## Begin Records provided

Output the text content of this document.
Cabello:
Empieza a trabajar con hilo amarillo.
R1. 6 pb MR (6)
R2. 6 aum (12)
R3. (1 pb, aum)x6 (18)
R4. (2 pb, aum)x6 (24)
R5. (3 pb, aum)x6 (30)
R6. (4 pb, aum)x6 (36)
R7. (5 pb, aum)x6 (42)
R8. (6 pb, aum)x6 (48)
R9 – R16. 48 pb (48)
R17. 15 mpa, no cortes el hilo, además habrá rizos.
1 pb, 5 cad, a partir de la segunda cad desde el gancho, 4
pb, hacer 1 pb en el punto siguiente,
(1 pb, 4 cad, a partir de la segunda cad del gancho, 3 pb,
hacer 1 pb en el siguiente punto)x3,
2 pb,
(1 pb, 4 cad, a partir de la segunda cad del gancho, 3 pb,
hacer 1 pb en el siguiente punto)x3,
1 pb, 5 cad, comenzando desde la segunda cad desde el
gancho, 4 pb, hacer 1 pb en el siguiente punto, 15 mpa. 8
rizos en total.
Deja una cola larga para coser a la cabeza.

## End Records provided
## Begin Records provided

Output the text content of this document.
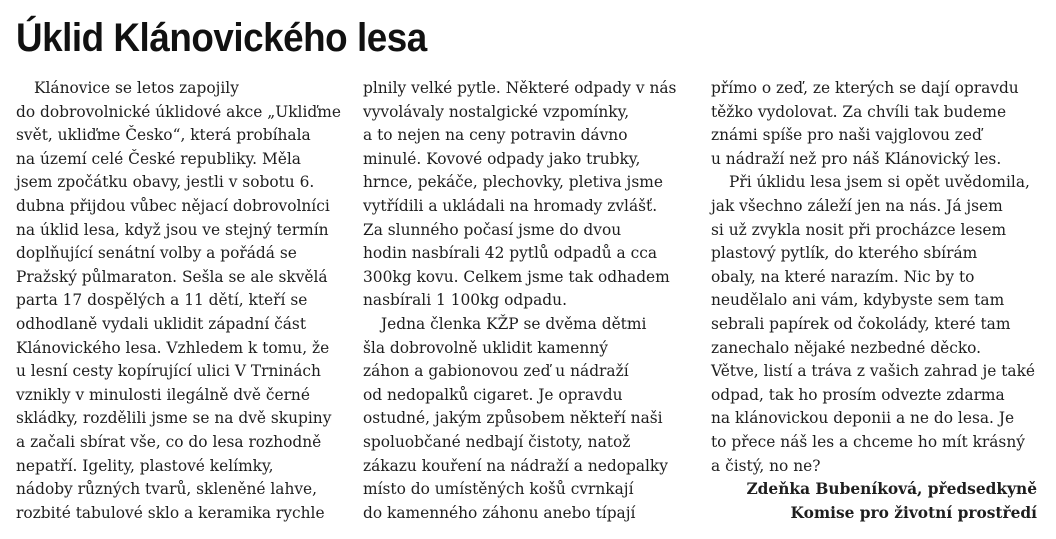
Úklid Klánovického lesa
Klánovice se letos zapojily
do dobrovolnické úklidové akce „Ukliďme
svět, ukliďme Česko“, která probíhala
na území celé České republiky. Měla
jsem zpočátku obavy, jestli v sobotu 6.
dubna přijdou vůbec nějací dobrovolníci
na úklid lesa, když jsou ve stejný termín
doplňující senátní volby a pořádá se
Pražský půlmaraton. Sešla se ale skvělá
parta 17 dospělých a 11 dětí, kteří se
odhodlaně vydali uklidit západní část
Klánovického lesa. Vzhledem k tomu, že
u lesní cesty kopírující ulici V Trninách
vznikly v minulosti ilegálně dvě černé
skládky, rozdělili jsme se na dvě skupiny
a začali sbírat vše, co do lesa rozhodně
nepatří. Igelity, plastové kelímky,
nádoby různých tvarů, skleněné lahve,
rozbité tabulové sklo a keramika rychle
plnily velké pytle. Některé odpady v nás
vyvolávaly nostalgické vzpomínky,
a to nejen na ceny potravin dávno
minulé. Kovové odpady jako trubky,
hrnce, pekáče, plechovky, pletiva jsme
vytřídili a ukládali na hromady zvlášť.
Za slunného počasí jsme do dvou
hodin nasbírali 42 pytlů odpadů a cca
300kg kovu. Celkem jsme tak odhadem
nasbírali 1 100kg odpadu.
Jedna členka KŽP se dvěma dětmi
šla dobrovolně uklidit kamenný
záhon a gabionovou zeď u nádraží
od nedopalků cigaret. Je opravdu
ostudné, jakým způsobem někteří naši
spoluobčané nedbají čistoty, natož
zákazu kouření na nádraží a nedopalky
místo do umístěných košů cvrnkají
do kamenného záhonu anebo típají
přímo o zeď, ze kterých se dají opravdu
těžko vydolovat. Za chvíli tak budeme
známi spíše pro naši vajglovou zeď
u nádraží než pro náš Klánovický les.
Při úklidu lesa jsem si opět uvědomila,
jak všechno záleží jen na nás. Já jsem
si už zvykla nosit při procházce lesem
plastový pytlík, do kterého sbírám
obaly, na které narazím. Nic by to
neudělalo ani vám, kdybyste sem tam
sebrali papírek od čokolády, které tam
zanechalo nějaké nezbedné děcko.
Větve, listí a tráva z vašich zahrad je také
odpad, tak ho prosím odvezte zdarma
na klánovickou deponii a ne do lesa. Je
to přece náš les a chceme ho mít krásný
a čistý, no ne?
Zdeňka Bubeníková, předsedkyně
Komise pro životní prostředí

## End Records provided

Exercise: Copy, from the material, each line that holds the string "desde".

Response to the task:
1 pb, 5 cad, a partir de la segunda cad desde el gancho, 4
1 pb, 5 cad, comenzando desde la segunda cad desde el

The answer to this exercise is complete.